Reproduce the records below without any changes, from their first line up to and including the line with "x-tick-label: 07 [608, 420, 617, 428]".

» **PROVIDED ENTRIES**
========
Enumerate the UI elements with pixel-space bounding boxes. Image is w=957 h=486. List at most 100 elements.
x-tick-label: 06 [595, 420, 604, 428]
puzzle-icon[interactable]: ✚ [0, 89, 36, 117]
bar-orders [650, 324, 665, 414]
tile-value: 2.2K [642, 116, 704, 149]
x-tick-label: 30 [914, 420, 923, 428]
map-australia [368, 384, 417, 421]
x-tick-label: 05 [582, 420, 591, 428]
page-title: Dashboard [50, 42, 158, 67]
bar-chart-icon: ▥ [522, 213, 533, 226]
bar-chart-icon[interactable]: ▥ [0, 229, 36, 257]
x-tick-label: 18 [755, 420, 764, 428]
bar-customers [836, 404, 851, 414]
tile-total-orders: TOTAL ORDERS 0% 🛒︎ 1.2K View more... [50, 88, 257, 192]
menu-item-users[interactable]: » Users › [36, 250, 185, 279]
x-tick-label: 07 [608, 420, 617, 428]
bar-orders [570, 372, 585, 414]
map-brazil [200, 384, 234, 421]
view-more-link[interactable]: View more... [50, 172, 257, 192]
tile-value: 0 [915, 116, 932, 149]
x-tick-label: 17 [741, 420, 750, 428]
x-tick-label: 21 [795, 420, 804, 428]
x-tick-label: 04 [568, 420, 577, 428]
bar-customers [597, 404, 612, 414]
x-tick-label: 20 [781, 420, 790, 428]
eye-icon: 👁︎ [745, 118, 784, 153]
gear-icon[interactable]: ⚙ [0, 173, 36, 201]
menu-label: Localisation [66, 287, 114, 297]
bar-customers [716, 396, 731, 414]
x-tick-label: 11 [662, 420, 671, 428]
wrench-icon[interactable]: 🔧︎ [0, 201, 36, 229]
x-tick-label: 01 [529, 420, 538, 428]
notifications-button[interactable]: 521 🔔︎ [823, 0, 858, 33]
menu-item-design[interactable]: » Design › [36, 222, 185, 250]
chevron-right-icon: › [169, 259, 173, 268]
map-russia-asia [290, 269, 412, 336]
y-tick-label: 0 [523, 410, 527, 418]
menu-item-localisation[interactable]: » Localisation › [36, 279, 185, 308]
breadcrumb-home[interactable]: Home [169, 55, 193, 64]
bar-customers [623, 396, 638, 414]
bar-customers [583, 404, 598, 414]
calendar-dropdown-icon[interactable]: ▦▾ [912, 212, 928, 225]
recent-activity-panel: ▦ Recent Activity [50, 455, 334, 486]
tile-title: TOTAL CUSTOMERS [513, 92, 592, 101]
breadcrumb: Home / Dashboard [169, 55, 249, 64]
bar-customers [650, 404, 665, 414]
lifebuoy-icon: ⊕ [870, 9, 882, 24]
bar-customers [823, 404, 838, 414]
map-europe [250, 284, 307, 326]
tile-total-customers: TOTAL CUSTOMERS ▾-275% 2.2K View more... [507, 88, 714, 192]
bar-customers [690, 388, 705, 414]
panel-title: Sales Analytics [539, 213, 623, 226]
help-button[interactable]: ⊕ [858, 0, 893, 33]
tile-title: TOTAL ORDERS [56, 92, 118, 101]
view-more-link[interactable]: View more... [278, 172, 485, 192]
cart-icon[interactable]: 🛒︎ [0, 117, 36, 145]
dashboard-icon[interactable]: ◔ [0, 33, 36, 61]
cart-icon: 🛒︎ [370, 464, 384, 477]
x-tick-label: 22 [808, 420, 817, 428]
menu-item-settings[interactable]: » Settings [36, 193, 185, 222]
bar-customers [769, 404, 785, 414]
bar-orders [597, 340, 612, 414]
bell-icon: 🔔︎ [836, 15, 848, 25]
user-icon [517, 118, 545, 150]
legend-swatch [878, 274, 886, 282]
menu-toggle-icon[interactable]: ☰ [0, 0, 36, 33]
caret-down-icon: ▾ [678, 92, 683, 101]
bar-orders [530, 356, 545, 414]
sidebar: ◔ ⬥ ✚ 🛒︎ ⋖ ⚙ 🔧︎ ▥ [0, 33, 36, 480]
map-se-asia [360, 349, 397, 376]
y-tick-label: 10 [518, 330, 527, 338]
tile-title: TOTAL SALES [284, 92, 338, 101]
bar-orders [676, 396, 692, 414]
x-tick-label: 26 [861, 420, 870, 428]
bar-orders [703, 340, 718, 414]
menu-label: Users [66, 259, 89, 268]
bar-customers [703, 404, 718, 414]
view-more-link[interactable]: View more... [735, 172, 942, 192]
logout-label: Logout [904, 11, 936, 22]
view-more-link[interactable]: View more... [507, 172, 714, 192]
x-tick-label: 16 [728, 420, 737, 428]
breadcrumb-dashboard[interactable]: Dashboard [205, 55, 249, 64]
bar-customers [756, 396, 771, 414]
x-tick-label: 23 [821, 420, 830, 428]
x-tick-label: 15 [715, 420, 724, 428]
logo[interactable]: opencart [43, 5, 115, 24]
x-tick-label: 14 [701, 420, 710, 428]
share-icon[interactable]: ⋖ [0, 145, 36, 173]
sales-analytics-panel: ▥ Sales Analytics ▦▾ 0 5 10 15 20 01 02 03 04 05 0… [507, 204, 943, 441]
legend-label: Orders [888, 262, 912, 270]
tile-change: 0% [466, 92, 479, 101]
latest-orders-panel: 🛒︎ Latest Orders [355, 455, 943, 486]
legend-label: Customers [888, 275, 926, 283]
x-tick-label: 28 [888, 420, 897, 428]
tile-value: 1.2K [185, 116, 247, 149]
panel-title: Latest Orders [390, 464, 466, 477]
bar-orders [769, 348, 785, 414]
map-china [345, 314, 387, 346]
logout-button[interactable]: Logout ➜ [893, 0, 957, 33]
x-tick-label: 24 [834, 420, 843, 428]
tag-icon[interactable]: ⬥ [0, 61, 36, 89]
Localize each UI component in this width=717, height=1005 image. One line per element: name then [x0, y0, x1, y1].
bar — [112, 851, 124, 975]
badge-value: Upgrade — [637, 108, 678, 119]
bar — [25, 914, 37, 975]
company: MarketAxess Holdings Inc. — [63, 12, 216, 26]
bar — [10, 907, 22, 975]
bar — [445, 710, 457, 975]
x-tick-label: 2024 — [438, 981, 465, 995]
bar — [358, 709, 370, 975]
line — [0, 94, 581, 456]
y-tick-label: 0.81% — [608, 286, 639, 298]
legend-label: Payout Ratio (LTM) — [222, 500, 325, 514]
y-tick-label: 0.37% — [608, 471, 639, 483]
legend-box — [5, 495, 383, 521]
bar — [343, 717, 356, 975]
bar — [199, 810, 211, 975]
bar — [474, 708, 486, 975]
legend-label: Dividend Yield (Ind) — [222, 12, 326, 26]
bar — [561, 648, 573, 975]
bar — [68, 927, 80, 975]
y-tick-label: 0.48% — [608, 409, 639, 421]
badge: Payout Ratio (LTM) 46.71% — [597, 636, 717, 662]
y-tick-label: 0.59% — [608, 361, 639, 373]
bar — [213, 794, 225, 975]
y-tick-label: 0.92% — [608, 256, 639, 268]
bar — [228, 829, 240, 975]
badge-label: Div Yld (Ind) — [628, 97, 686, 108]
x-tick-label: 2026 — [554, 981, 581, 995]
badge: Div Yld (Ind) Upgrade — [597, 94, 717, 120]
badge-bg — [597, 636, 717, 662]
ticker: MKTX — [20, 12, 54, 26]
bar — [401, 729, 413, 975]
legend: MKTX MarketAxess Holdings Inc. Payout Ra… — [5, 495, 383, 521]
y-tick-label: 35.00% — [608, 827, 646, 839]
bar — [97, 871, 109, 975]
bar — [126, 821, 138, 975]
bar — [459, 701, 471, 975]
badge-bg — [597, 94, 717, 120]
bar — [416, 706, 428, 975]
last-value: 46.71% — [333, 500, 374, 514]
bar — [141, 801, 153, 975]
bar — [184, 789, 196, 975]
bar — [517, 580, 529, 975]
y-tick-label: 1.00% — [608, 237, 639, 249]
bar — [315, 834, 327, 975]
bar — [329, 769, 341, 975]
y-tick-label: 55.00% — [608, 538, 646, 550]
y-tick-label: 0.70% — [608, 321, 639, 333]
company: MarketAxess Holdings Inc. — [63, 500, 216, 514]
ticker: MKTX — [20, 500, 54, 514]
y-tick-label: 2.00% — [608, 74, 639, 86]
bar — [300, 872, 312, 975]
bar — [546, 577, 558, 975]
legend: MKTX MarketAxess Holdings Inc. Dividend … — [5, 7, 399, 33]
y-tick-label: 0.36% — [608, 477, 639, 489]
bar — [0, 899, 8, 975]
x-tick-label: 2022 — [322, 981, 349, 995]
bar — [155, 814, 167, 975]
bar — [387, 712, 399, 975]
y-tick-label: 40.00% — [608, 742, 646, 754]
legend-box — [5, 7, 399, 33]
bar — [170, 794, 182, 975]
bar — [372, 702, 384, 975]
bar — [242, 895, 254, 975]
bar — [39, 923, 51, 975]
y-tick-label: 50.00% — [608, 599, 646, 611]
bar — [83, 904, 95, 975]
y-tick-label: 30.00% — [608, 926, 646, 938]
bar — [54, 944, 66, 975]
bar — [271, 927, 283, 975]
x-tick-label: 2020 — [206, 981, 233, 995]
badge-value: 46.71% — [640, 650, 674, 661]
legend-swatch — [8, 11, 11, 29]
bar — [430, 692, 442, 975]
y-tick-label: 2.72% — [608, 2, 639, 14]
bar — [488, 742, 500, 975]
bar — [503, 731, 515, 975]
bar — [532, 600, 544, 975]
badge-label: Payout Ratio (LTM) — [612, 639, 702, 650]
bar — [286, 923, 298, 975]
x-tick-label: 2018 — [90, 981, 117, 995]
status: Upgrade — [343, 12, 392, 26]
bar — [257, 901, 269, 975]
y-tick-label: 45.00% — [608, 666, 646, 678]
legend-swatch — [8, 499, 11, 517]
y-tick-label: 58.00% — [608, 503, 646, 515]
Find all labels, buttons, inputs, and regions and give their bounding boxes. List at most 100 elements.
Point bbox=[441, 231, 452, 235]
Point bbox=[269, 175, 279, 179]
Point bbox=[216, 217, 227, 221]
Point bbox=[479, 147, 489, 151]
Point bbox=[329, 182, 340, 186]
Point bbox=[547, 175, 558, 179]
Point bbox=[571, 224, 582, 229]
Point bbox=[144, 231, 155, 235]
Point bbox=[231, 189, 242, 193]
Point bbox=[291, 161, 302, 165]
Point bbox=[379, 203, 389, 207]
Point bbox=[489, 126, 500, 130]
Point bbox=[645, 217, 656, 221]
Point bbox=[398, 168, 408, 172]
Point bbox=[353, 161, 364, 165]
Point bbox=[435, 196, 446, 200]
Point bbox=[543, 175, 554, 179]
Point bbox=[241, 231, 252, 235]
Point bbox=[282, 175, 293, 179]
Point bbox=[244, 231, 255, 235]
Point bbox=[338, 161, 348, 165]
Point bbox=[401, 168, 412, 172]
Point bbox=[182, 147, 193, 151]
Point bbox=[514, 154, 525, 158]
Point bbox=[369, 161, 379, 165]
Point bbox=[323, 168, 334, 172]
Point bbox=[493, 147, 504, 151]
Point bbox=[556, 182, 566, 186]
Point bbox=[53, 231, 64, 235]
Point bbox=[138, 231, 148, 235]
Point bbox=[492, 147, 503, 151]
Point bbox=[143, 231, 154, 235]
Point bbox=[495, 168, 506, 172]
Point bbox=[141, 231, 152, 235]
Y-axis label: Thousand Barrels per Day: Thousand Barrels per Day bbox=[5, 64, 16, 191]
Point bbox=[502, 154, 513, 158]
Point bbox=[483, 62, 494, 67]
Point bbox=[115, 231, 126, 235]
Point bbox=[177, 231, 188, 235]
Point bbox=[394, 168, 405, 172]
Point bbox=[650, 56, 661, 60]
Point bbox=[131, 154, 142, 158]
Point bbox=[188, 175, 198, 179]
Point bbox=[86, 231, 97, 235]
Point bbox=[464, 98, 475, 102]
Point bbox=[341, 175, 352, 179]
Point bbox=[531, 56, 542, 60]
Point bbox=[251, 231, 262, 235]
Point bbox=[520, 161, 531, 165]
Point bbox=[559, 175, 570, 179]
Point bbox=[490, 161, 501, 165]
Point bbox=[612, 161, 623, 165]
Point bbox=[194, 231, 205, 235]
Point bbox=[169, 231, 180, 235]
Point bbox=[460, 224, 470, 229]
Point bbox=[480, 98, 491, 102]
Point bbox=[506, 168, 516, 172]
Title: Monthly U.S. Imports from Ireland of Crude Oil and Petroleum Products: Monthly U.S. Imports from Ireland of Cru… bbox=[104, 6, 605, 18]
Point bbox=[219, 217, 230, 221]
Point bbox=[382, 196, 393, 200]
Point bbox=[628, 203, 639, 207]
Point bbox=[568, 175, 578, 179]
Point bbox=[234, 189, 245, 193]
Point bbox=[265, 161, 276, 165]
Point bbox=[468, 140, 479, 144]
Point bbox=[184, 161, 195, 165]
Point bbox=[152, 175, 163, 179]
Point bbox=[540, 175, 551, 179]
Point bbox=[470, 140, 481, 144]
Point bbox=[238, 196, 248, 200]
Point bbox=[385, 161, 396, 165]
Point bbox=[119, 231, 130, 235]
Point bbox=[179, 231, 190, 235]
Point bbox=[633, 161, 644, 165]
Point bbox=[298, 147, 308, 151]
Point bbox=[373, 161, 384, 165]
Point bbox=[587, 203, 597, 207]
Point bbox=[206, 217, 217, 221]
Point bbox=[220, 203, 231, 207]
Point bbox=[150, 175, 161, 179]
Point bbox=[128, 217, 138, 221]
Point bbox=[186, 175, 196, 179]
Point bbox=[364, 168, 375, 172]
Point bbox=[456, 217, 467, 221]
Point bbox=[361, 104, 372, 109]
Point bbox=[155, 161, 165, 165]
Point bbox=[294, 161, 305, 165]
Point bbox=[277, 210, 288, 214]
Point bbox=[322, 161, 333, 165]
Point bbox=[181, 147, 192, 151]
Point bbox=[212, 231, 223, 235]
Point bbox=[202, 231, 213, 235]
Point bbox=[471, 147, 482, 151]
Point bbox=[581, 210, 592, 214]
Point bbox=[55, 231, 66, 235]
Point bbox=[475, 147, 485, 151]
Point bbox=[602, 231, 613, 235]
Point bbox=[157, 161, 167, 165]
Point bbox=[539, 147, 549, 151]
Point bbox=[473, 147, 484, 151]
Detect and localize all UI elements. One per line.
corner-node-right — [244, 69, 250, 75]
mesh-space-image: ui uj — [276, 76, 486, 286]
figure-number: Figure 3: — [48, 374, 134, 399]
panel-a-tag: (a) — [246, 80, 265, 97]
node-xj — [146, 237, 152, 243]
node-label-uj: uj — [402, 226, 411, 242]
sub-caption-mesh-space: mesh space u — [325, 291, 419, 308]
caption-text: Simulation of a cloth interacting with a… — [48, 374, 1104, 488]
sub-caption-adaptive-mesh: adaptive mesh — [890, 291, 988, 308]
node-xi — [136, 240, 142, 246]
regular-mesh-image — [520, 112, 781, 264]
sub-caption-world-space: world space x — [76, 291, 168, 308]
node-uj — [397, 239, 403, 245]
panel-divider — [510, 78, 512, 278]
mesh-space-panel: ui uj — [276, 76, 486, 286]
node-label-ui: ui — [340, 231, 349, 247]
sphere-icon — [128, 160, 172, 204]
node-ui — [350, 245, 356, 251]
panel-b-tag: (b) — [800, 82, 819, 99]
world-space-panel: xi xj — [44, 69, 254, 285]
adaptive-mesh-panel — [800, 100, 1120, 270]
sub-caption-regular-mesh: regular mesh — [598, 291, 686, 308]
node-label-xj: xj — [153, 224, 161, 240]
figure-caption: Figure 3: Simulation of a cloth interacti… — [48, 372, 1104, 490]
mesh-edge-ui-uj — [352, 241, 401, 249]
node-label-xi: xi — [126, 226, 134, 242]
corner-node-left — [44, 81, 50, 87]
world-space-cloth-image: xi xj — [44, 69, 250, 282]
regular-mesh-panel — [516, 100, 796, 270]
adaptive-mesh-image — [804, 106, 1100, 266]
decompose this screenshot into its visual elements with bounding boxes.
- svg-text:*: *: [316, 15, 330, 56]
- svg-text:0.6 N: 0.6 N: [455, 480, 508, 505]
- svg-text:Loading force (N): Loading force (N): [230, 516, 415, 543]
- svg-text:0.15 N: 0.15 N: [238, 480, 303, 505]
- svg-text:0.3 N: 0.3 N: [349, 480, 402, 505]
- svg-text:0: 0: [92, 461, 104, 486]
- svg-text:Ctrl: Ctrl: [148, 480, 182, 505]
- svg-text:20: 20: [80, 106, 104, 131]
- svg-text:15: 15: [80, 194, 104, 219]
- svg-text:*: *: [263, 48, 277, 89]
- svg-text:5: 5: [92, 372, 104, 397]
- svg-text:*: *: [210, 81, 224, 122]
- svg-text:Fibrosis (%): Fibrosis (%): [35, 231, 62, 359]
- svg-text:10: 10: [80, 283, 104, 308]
========
» **RESULT FOR THIS EXERCISE**
Enumerate the UI elements with pixel-space bounding boxes. Image is w=957 h=486. List at most 100 elements.
x-tick-label: 06 [595, 420, 604, 428]
puzzle-icon[interactable]: ✚ [0, 89, 36, 117]
bar-orders [650, 324, 665, 414]
tile-value: 2.2K [642, 116, 704, 149]
x-tick-label: 30 [914, 420, 923, 428]
map-australia [368, 384, 417, 421]
x-tick-label: 05 [582, 420, 591, 428]
page-title: Dashboard [50, 42, 158, 67]
bar-chart-icon: ▥ [522, 213, 533, 226]
bar-chart-icon[interactable]: ▥ [0, 229, 36, 257]
x-tick-label: 18 [755, 420, 764, 428]
bar-customers [836, 404, 851, 414]
tile-total-orders: TOTAL ORDERS 0% 🛒︎ 1.2K View more... [50, 88, 257, 192]
menu-item-users[interactable]: » Users › [36, 250, 185, 279]
x-tick-label: 07 [608, 420, 617, 428]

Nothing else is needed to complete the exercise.